Aim
What lines of the data hold the string "JSON"? Pull each one out.

━━━━━ Listed records ━━━━━

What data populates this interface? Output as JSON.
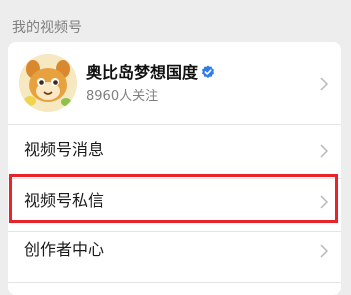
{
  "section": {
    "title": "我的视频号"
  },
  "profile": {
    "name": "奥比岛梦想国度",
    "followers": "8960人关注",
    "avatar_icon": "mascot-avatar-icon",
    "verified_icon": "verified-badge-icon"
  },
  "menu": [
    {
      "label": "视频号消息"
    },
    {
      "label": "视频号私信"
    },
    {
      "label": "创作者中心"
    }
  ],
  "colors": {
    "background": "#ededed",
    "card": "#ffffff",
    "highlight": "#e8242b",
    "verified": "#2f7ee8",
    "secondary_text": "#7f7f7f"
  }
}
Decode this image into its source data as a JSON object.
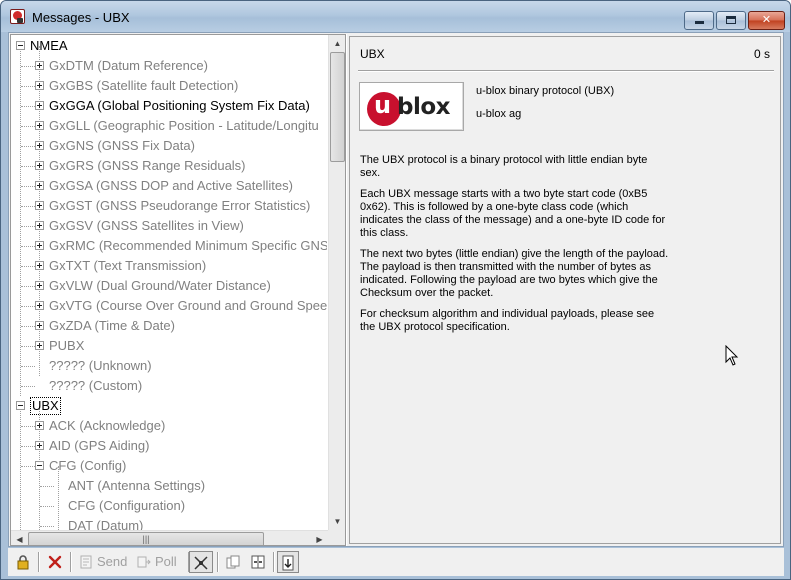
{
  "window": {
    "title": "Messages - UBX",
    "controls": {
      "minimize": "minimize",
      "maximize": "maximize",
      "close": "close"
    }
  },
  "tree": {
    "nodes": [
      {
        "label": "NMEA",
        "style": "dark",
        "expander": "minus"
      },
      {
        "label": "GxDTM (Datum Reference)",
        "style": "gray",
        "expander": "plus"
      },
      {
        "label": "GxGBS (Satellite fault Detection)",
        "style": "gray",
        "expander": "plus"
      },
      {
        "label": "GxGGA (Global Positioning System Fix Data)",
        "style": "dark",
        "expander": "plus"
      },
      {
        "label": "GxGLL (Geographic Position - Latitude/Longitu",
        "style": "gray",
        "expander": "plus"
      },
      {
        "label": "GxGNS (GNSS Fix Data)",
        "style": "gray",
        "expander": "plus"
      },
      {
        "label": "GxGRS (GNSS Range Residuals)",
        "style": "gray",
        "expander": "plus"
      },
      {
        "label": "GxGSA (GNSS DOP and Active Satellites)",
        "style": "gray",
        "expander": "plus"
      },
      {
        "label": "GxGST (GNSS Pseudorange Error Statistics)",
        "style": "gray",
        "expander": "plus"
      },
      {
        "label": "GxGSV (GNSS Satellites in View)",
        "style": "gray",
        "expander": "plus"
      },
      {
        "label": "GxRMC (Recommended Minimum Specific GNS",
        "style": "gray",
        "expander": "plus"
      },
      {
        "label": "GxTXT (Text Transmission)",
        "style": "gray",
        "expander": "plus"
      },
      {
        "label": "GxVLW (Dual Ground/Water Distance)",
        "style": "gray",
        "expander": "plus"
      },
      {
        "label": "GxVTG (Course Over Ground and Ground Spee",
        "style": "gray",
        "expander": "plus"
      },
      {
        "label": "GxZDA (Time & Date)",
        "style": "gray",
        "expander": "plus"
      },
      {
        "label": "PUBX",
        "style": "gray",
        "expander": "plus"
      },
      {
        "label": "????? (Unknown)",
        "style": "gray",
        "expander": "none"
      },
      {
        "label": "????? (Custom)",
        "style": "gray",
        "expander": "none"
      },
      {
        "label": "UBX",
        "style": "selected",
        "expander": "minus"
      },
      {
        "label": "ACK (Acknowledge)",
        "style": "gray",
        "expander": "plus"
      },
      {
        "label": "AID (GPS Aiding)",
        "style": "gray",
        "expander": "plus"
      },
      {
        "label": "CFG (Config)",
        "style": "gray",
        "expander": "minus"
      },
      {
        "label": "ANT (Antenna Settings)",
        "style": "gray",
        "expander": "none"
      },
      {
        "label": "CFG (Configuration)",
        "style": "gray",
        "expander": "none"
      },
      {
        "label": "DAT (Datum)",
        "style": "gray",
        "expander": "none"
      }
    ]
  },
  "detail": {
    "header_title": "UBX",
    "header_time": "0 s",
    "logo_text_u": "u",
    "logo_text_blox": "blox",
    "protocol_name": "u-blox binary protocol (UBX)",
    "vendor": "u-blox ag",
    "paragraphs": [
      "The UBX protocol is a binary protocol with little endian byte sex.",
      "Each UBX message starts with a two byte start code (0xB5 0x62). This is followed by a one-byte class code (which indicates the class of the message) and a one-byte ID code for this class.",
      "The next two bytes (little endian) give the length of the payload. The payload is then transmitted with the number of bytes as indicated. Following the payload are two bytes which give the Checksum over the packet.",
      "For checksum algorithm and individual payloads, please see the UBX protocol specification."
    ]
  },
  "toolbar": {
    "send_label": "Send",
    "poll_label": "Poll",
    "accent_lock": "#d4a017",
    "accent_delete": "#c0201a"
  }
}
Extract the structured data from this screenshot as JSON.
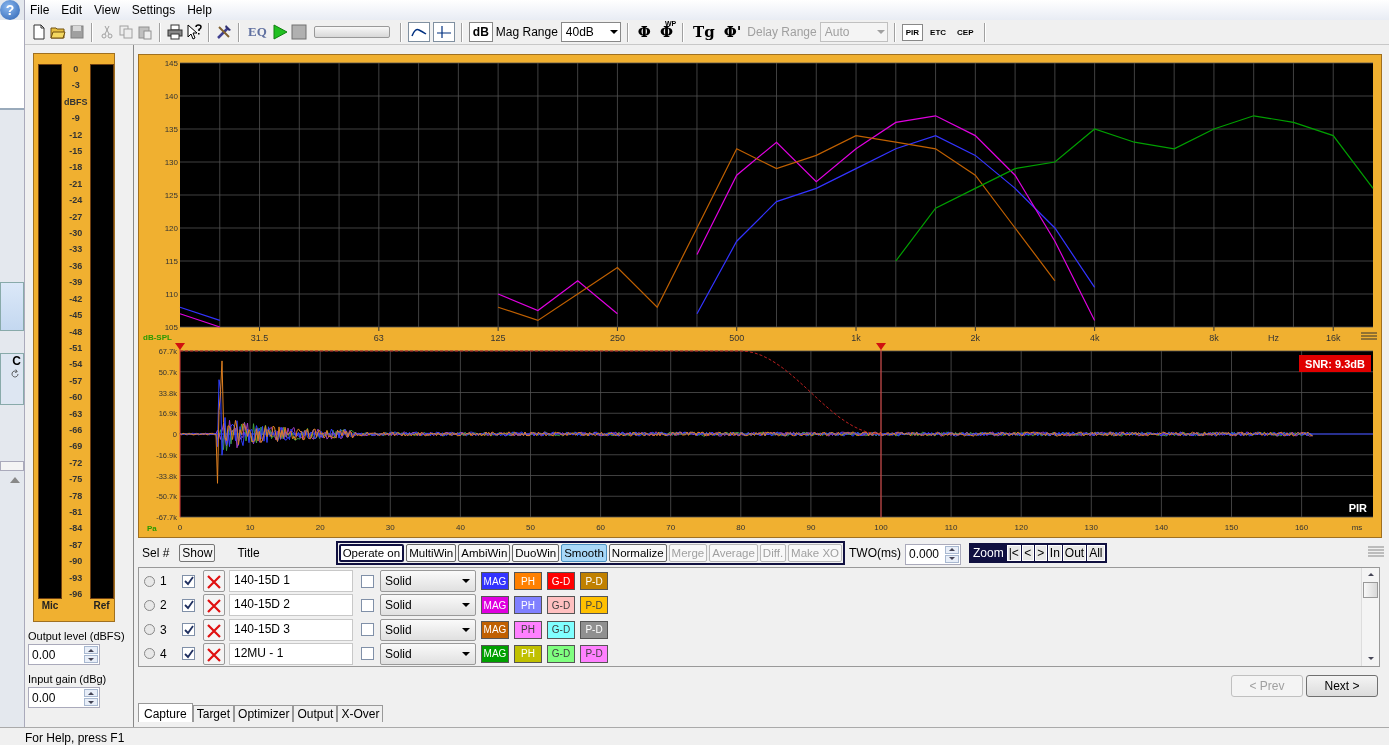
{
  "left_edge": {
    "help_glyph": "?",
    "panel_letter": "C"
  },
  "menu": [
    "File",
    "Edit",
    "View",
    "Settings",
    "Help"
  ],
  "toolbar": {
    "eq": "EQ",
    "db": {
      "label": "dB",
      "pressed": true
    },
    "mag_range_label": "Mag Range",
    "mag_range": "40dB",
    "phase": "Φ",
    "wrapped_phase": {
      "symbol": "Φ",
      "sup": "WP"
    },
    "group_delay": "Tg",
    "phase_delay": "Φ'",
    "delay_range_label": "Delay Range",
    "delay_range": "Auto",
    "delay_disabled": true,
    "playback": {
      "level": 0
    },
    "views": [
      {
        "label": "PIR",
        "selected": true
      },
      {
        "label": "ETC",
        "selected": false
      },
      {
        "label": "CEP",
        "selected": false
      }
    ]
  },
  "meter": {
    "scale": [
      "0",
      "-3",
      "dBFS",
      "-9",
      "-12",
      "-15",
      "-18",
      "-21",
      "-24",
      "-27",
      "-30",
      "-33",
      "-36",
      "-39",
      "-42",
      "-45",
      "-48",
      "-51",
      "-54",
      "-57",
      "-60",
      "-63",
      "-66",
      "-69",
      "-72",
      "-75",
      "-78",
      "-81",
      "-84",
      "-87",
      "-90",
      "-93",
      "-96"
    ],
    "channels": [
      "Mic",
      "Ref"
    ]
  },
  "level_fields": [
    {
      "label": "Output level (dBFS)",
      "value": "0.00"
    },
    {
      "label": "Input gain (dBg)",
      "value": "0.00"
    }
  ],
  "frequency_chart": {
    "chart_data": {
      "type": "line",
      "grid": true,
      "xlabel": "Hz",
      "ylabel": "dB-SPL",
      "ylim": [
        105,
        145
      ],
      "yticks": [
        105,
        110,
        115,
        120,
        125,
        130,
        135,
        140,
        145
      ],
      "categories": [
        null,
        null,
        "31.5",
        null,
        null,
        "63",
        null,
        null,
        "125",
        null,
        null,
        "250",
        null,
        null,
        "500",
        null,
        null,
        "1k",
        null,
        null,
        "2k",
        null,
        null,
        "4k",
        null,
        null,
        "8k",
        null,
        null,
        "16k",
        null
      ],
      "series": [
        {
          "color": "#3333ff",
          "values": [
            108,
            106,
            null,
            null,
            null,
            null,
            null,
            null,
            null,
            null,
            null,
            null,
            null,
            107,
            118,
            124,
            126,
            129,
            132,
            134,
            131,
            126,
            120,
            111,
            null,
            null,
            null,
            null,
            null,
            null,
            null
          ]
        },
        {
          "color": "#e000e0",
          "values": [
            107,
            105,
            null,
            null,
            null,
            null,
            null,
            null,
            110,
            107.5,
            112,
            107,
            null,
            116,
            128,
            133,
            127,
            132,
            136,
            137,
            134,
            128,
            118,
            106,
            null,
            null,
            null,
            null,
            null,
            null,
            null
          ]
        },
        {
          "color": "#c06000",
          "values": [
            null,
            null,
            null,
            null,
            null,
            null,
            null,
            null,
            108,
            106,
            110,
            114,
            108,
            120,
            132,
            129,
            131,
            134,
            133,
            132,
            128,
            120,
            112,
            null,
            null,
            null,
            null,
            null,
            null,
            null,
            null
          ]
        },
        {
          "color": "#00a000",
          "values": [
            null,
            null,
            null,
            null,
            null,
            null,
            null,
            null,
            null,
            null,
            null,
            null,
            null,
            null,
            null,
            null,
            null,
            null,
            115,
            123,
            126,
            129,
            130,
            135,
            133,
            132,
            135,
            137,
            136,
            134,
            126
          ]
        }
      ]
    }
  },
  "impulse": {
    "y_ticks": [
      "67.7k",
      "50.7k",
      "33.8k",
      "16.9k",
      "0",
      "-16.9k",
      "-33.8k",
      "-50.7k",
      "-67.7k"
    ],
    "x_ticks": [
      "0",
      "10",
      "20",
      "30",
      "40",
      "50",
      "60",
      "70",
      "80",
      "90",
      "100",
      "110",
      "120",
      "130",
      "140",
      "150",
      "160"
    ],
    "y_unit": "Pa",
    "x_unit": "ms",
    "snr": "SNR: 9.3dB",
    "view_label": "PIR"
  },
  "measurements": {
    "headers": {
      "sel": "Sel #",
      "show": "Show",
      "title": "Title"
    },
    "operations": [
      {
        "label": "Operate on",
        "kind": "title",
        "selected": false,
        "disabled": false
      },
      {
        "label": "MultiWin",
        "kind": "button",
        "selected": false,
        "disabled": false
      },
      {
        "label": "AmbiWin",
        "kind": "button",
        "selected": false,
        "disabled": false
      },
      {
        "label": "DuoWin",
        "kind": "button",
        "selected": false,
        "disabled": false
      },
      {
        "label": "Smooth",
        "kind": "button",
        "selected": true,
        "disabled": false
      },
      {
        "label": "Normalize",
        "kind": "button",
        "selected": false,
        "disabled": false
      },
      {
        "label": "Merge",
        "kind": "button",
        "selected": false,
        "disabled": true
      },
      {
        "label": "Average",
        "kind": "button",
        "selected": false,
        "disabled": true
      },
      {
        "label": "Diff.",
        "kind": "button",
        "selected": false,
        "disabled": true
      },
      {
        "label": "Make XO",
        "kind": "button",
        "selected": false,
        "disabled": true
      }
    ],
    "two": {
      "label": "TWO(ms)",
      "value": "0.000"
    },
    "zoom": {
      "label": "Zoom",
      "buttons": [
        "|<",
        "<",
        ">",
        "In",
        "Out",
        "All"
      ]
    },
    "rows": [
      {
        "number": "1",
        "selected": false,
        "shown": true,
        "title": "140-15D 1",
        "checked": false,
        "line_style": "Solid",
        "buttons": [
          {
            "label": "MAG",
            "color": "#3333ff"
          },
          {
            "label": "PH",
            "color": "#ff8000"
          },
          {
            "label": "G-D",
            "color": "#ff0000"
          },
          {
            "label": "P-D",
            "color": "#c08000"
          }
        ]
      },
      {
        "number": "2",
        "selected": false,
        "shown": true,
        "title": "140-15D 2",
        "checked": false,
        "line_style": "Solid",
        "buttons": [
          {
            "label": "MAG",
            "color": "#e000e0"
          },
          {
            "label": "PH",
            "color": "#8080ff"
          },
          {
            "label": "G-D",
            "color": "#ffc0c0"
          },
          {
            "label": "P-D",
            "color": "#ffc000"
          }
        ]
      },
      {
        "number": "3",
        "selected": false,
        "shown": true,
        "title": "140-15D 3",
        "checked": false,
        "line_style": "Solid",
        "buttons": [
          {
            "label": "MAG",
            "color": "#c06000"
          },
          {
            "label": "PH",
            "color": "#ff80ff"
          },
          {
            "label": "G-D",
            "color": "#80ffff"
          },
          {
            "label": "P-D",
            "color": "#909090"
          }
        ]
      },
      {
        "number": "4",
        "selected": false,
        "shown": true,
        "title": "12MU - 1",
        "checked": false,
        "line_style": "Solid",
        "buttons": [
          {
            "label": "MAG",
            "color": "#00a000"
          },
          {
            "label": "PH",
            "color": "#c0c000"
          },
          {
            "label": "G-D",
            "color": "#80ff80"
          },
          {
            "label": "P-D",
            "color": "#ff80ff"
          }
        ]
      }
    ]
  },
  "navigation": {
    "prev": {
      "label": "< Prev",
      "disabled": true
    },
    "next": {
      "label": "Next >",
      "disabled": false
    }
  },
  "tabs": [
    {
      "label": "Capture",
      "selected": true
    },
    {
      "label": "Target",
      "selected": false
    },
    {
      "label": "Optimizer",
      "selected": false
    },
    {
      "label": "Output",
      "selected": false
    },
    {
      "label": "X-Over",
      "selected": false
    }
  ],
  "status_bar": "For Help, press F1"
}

━━━━━

Answer to the problem
What data populates this interface? Output as JSON.
Decode this image into its source data as a JSON object.
Extract the structured data from this screenshot as JSON.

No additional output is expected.